↓

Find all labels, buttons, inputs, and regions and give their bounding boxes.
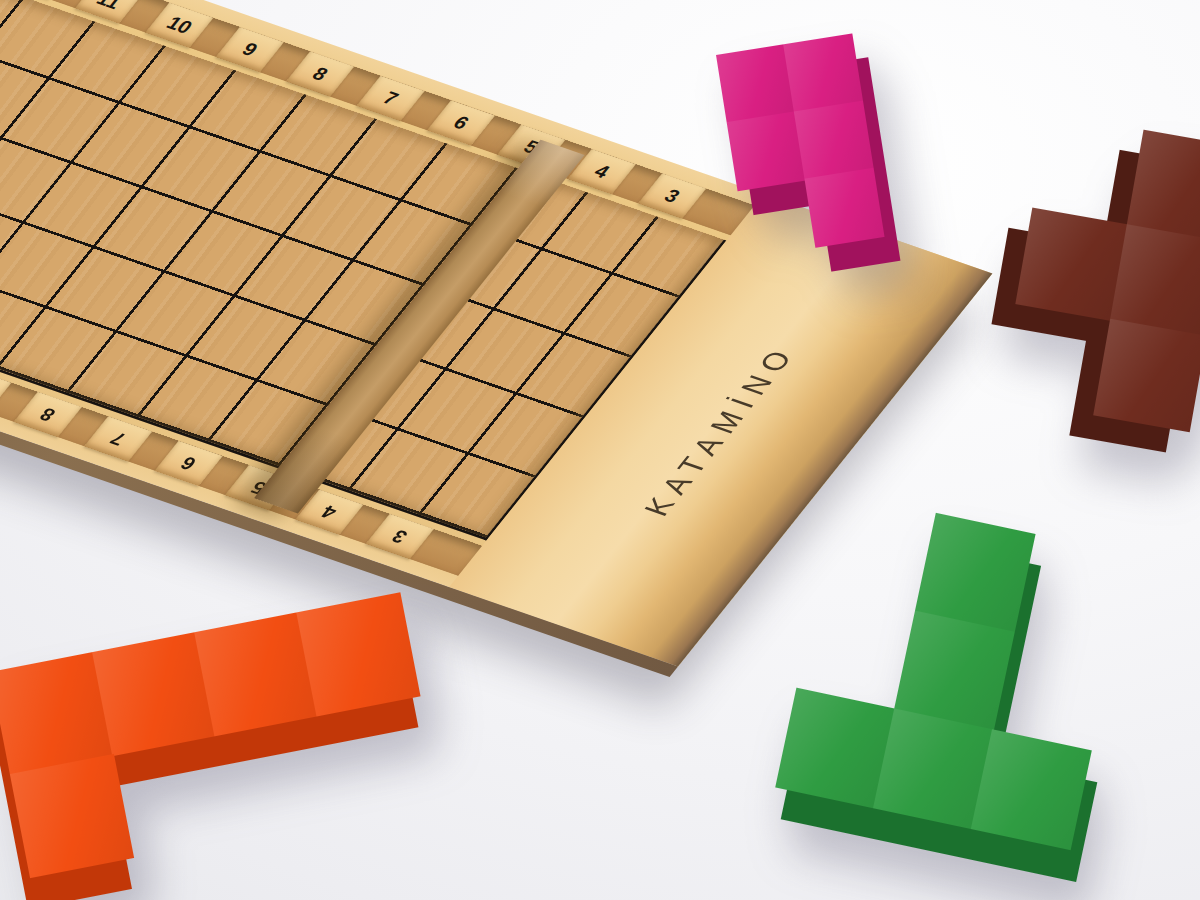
pink-p-pentomino-top-cell xyxy=(783,33,863,113)
tab-number-label: 4 xyxy=(589,161,614,183)
katamino-logo: KATAMİNO xyxy=(637,340,805,520)
tab-number-label: 6 xyxy=(176,452,201,474)
pink-p-pentomino-top-cell xyxy=(794,101,874,181)
orange-l-pentomino-top-cell xyxy=(10,754,134,878)
tab-number-label: 8 xyxy=(35,404,60,426)
tab-number-label: 9 xyxy=(237,39,262,61)
tab-number-label: 8 xyxy=(308,63,333,85)
orange-l-pentomino-top-cell xyxy=(296,592,420,716)
brown-cross-pentomino-top-cell xyxy=(1093,319,1200,432)
tab-number-label: 3 xyxy=(387,526,412,548)
tab-number-label: 7 xyxy=(378,88,403,110)
tab-number-label: 4 xyxy=(317,501,342,523)
tab-number-label: 6 xyxy=(449,112,474,134)
tab-number-label: 3 xyxy=(660,185,685,207)
pink-p-pentomino-top-cell xyxy=(716,44,796,124)
brown-cross-pentomino-top-cell xyxy=(1015,208,1128,321)
tab-number-label: 7 xyxy=(106,428,131,450)
pink-p-pentomino-top-cell xyxy=(804,168,884,248)
tab-number-label: 10 xyxy=(162,13,197,38)
pink-p-pentomino-top-cell xyxy=(727,111,807,191)
green-t-pentomino-top-cell xyxy=(971,729,1091,849)
tab-number-label: 11 xyxy=(92,0,126,13)
table-scene: 1211109876543 1211109876543 KATAMİNO xyxy=(0,0,1200,900)
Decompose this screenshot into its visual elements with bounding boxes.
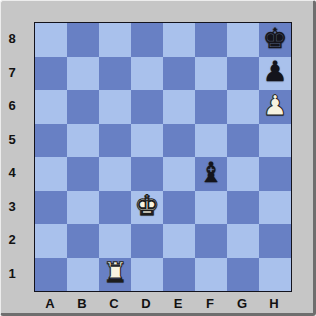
white-king[interactable]: ♚ — [134, 192, 159, 220]
square-a4[interactable] — [35, 157, 67, 191]
square-b1[interactable] — [67, 258, 99, 292]
square-h2[interactable] — [259, 224, 291, 258]
square-a7[interactable] — [35, 57, 67, 91]
square-a1[interactable] — [35, 258, 67, 292]
square-h6[interactable]: ♟ — [259, 90, 291, 124]
rank-label-8: 8 — [1, 22, 23, 56]
square-b3[interactable] — [67, 191, 99, 225]
rank-label-3: 3 — [1, 190, 23, 224]
square-e5[interactable] — [163, 124, 195, 158]
black-pawn[interactable]: ♟ — [262, 58, 287, 86]
file-label-d: D — [130, 293, 162, 313]
square-d6[interactable] — [131, 90, 163, 124]
black-bishop[interactable]: ♝ — [198, 159, 223, 187]
square-h5[interactable] — [259, 124, 291, 158]
square-b5[interactable] — [67, 124, 99, 158]
square-a2[interactable] — [35, 224, 67, 258]
file-label-f: F — [194, 293, 226, 313]
file-labels: ABCDEFGH — [34, 293, 290, 313]
file-label-a: A — [34, 293, 66, 313]
white-rook[interactable]: ♜ — [102, 259, 127, 287]
square-e6[interactable] — [163, 90, 195, 124]
square-g5[interactable] — [227, 124, 259, 158]
square-d1[interactable] — [131, 258, 163, 292]
square-c1[interactable]: ♜ — [99, 258, 131, 292]
square-f6[interactable] — [195, 90, 227, 124]
square-h3[interactable] — [259, 191, 291, 225]
square-f8[interactable] — [195, 23, 227, 57]
square-a8[interactable] — [35, 23, 67, 57]
square-h8[interactable]: ♚ — [259, 23, 291, 57]
square-a5[interactable] — [35, 124, 67, 158]
square-e8[interactable] — [163, 23, 195, 57]
square-c6[interactable] — [99, 90, 131, 124]
square-d5[interactable] — [131, 124, 163, 158]
square-g3[interactable] — [227, 191, 259, 225]
file-label-e: E — [162, 293, 194, 313]
square-f5[interactable] — [195, 124, 227, 158]
square-c7[interactable] — [99, 57, 131, 91]
square-f3[interactable] — [195, 191, 227, 225]
square-a3[interactable] — [35, 191, 67, 225]
square-f7[interactable] — [195, 57, 227, 91]
square-g8[interactable] — [227, 23, 259, 57]
square-b2[interactable] — [67, 224, 99, 258]
square-d2[interactable] — [131, 224, 163, 258]
black-king[interactable]: ♚ — [262, 25, 287, 53]
square-c2[interactable] — [99, 224, 131, 258]
square-a6[interactable] — [35, 90, 67, 124]
square-h7[interactable]: ♟ — [259, 57, 291, 91]
square-c4[interactable] — [99, 157, 131, 191]
rank-label-6: 6 — [1, 89, 23, 123]
white-pawn[interactable]: ♟ — [262, 92, 287, 120]
square-b4[interactable] — [67, 157, 99, 191]
square-b6[interactable] — [67, 90, 99, 124]
square-e7[interactable] — [163, 57, 195, 91]
square-b7[interactable] — [67, 57, 99, 91]
square-h4[interactable] — [259, 157, 291, 191]
square-e2[interactable] — [163, 224, 195, 258]
square-g4[interactable] — [227, 157, 259, 191]
square-d4[interactable] — [131, 157, 163, 191]
square-c5[interactable] — [99, 124, 131, 158]
chess-board[interactable]: ♚♟♟♝♚♜ — [34, 22, 292, 292]
square-g2[interactable] — [227, 224, 259, 258]
square-f4[interactable]: ♝ — [195, 157, 227, 191]
square-d8[interactable] — [131, 23, 163, 57]
square-f2[interactable] — [195, 224, 227, 258]
file-label-g: G — [226, 293, 258, 313]
rank-label-1: 1 — [1, 257, 23, 291]
rank-label-7: 7 — [1, 56, 23, 90]
square-h1[interactable] — [259, 258, 291, 292]
square-e3[interactable] — [163, 191, 195, 225]
square-f1[interactable] — [195, 258, 227, 292]
chess-diagram-panel: 87654321 ♚♟♟♝♚♜ ABCDEFGH — [0, 0, 316, 316]
square-c8[interactable] — [99, 23, 131, 57]
rank-label-5: 5 — [1, 123, 23, 157]
square-c3[interactable] — [99, 191, 131, 225]
file-label-b: B — [66, 293, 98, 313]
square-e4[interactable] — [163, 157, 195, 191]
rank-label-2: 2 — [1, 223, 23, 257]
file-label-c: C — [98, 293, 130, 313]
rank-labels: 87654321 — [1, 22, 31, 290]
file-label-h: H — [258, 293, 290, 313]
square-b8[interactable] — [67, 23, 99, 57]
square-d3[interactable]: ♚ — [131, 191, 163, 225]
square-e1[interactable] — [163, 258, 195, 292]
rank-label-4: 4 — [1, 156, 23, 190]
square-g6[interactable] — [227, 90, 259, 124]
square-d7[interactable] — [131, 57, 163, 91]
square-g1[interactable] — [227, 258, 259, 292]
square-g7[interactable] — [227, 57, 259, 91]
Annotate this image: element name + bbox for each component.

↑

**PROBLEM DESCRIPTION**
Copy every line of the records above word for word, but leave the pictures out.

**CORRECT OUTPUT**
Find all labels, buttons, inputs, and regions and give their bounding boxes.
pink-p-pentomino-top-cell xyxy=(783,33,863,113)
tab-number-label: 4 xyxy=(589,161,614,183)
katamino-logo: KATAMİNO xyxy=(637,340,805,520)
tab-number-label: 6 xyxy=(176,452,201,474)
pink-p-pentomino-top-cell xyxy=(794,101,874,181)
orange-l-pentomino-top-cell xyxy=(10,754,134,878)
tab-number-label: 8 xyxy=(35,404,60,426)
tab-number-label: 9 xyxy=(237,39,262,61)
tab-number-label: 8 xyxy=(308,63,333,85)
orange-l-pentomino-top-cell xyxy=(296,592,420,716)
brown-cross-pentomino-top-cell xyxy=(1093,319,1200,432)
tab-number-label: 3 xyxy=(387,526,412,548)
tab-number-label: 7 xyxy=(378,88,403,110)
tab-number-label: 4 xyxy=(317,501,342,523)
tab-number-label: 6 xyxy=(449,112,474,134)
tab-number-label: 3 xyxy=(660,185,685,207)
pink-p-pentomino-top-cell xyxy=(716,44,796,124)
brown-cross-pentomino-top-cell xyxy=(1015,208,1128,321)
tab-number-label: 7 xyxy=(106,428,131,450)
pink-p-pentomino-top-cell xyxy=(804,168,884,248)
tab-number-label: 10 xyxy=(162,13,197,38)
pink-p-pentomino-top-cell xyxy=(727,111,807,191)
green-t-pentomino-top-cell xyxy=(971,729,1091,849)
tab-number-label: 11 xyxy=(92,0,126,13)
table-scene: 1211109876543 1211109876543 KATAMİNO xyxy=(0,0,1200,900)
Decompose this screenshot into its visual elements with bounding boxes.
white-king[interactable]: ♚ — [134, 192, 159, 220]
square-a4[interactable] — [35, 157, 67, 191]
square-b1[interactable] — [67, 258, 99, 292]
square-h2[interactable] — [259, 224, 291, 258]
square-a7[interactable] — [35, 57, 67, 91]
square-a1[interactable] — [35, 258, 67, 292]
square-h6[interactable]: ♟ — [259, 90, 291, 124]
rank-label-8: 8 — [1, 22, 23, 56]
square-b3[interactable] — [67, 191, 99, 225]
rank-label-3: 3 — [1, 190, 23, 224]
square-e5[interactable] — [163, 124, 195, 158]
black-pawn[interactable]: ♟ — [262, 58, 287, 86]
file-label-d: D — [130, 293, 162, 313]
square-d6[interactable] — [131, 90, 163, 124]
black-bishop[interactable]: ♝ — [198, 159, 223, 187]
square-h5[interactable] — [259, 124, 291, 158]
square-b5[interactable] — [67, 124, 99, 158]
square-a2[interactable] — [35, 224, 67, 258]
file-label-f: F — [194, 293, 226, 313]
file-labels: ABCDEFGH — [34, 293, 290, 313]
file-label-a: A — [34, 293, 66, 313]
white-rook[interactable]: ♜ — [102, 259, 127, 287]
square-e6[interactable] — [163, 90, 195, 124]
square-g5[interactable] — [227, 124, 259, 158]
square-d1[interactable] — [131, 258, 163, 292]
square-c1[interactable]: ♜ — [99, 258, 131, 292]
square-f6[interactable] — [195, 90, 227, 124]
square-h3[interactable] — [259, 191, 291, 225]
square-f8[interactable] — [195, 23, 227, 57]
square-a8[interactable] — [35, 23, 67, 57]
square-h8[interactable]: ♚ — [259, 23, 291, 57]
square-a5[interactable] — [35, 124, 67, 158]
square-e8[interactable] — [163, 23, 195, 57]
square-c6[interactable] — [99, 90, 131, 124]
square-d5[interactable] — [131, 124, 163, 158]
square-g3[interactable] — [227, 191, 259, 225]
file-label-e: E — [162, 293, 194, 313]
square-f5[interactable] — [195, 124, 227, 158]
square-c7[interactable] — [99, 57, 131, 91]
square-f3[interactable] — [195, 191, 227, 225]
square-a3[interactable] — [35, 191, 67, 225]
square-f7[interactable] — [195, 57, 227, 91]
square-g8[interactable] — [227, 23, 259, 57]
square-b2[interactable] — [67, 224, 99, 258]
square-d2[interactable] — [131, 224, 163, 258]
black-king[interactable]: ♚ — [262, 25, 287, 53]
square-c2[interactable] — [99, 224, 131, 258]
square-a6[interactable] — [35, 90, 67, 124]
square-h7[interactable]: ♟ — [259, 57, 291, 91]
square-c4[interactable] — [99, 157, 131, 191]
rank-label-6: 6 — [1, 89, 23, 123]
white-pawn[interactable]: ♟ — [262, 92, 287, 120]
square-b4[interactable] — [67, 157, 99, 191]
square-b6[interactable] — [67, 90, 99, 124]
square-e7[interactable] — [163, 57, 195, 91]
square-b7[interactable] — [67, 57, 99, 91]
square-h4[interactable] — [259, 157, 291, 191]
square-e2[interactable] — [163, 224, 195, 258]
square-g4[interactable] — [227, 157, 259, 191]
square-d4[interactable] — [131, 157, 163, 191]
square-c5[interactable] — [99, 124, 131, 158]
chess-board[interactable]: ♚♟♟♝♚♜ — [34, 22, 292, 292]
square-g2[interactable] — [227, 224, 259, 258]
square-f4[interactable]: ♝ — [195, 157, 227, 191]
square-d8[interactable] — [131, 23, 163, 57]
square-f2[interactable] — [195, 224, 227, 258]
file-label-g: G — [226, 293, 258, 313]
rank-label-1: 1 — [1, 257, 23, 291]
rank-label-7: 7 — [1, 56, 23, 90]
square-h1[interactable] — [259, 258, 291, 292]
square-e3[interactable] — [163, 191, 195, 225]
square-f1[interactable] — [195, 258, 227, 292]
chess-diagram-panel: 87654321 ♚♟♟♝♚♜ ABCDEFGH — [0, 0, 316, 316]
square-c8[interactable] — [99, 23, 131, 57]
rank-label-5: 5 — [1, 123, 23, 157]
square-c3[interactable] — [99, 191, 131, 225]
file-label-b: B — [66, 293, 98, 313]
square-e4[interactable] — [163, 157, 195, 191]
rank-label-2: 2 — [1, 223, 23, 257]
file-label-c: C — [98, 293, 130, 313]
rank-labels: 87654321 — [1, 22, 31, 290]
file-label-h: H — [258, 293, 290, 313]
square-b8[interactable] — [67, 23, 99, 57]
square-d3[interactable]: ♚ — [131, 191, 163, 225]
square-e1[interactable] — [163, 258, 195, 292]
rank-label-4: 4 — [1, 156, 23, 190]
square-g6[interactable] — [227, 90, 259, 124]
square-d7[interactable] — [131, 57, 163, 91]
square-g1[interactable] — [227, 258, 259, 292]
square-g7[interactable] — [227, 57, 259, 91]
Annotate this image: element name + bbox for each component.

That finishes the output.